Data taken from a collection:
----
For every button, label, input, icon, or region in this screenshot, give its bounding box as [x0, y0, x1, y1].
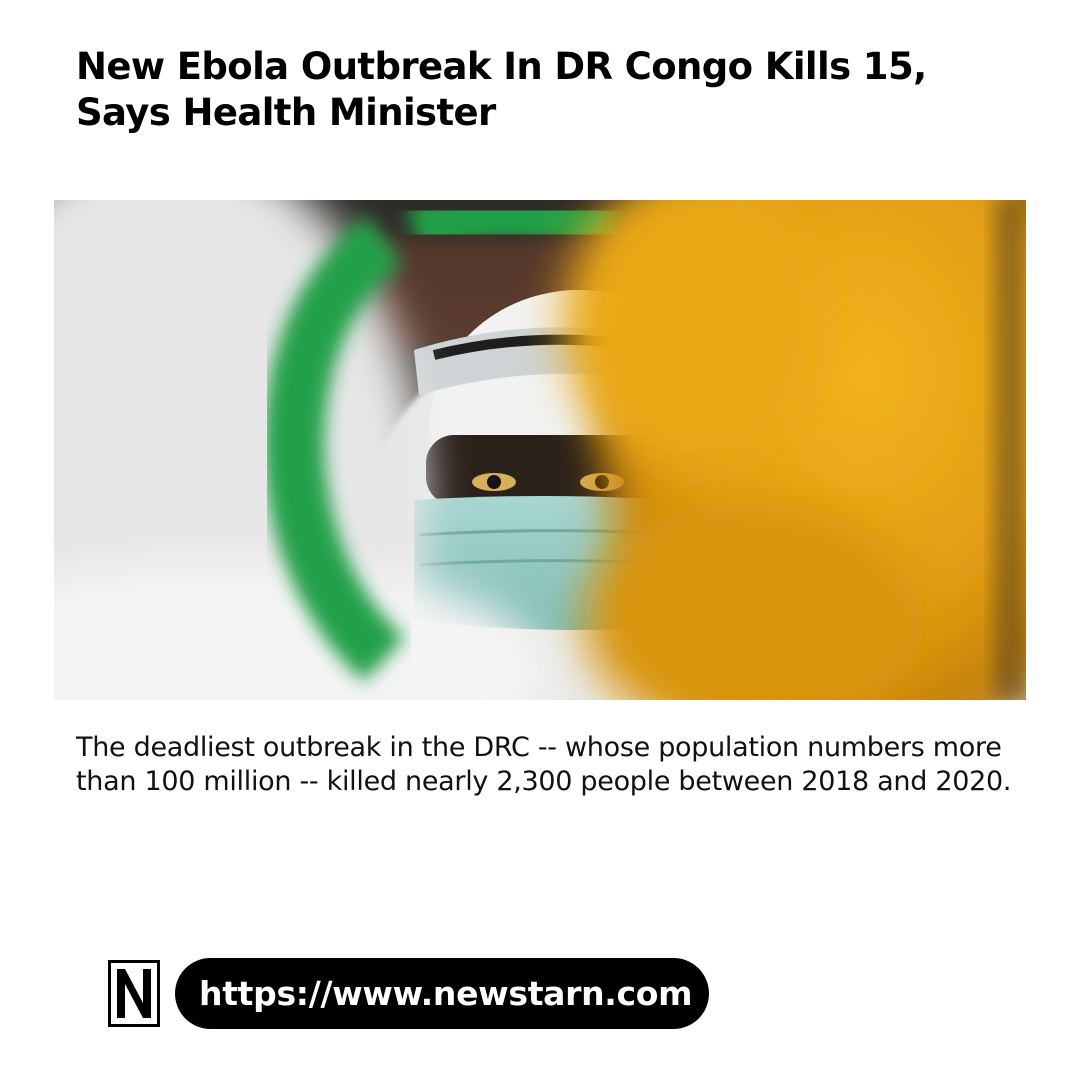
hero-image [54, 200, 1026, 700]
article-headline: New Ebola Outbreak In DR Congo Kills 15,… [76, 45, 927, 134]
website-url-link[interactable]: https://www.newstarn.com [175, 958, 709, 1029]
article-summary: The deadliest outbreak in the DRC -- who… [76, 732, 1012, 797]
newstarn-logo: N [108, 960, 160, 1027]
----
WRITTEN TASK:
Rewrite all of the material above, replacing "screenshot" with "screen capture" and leaving everything else unchanged. Leave the pictures out.

THE ANSWER:
For every button, label, input, icon, or region in this screen capture, give its bounding box as [x0, y0, x1, y1].
hero-image [54, 200, 1026, 700]
article-headline: New Ebola Outbreak In DR Congo Kills 15,… [76, 45, 927, 134]
website-url-link[interactable]: https://www.newstarn.com [175, 958, 709, 1029]
article-summary: The deadliest outbreak in the DRC -- who… [76, 732, 1012, 797]
newstarn-logo: N [108, 960, 160, 1027]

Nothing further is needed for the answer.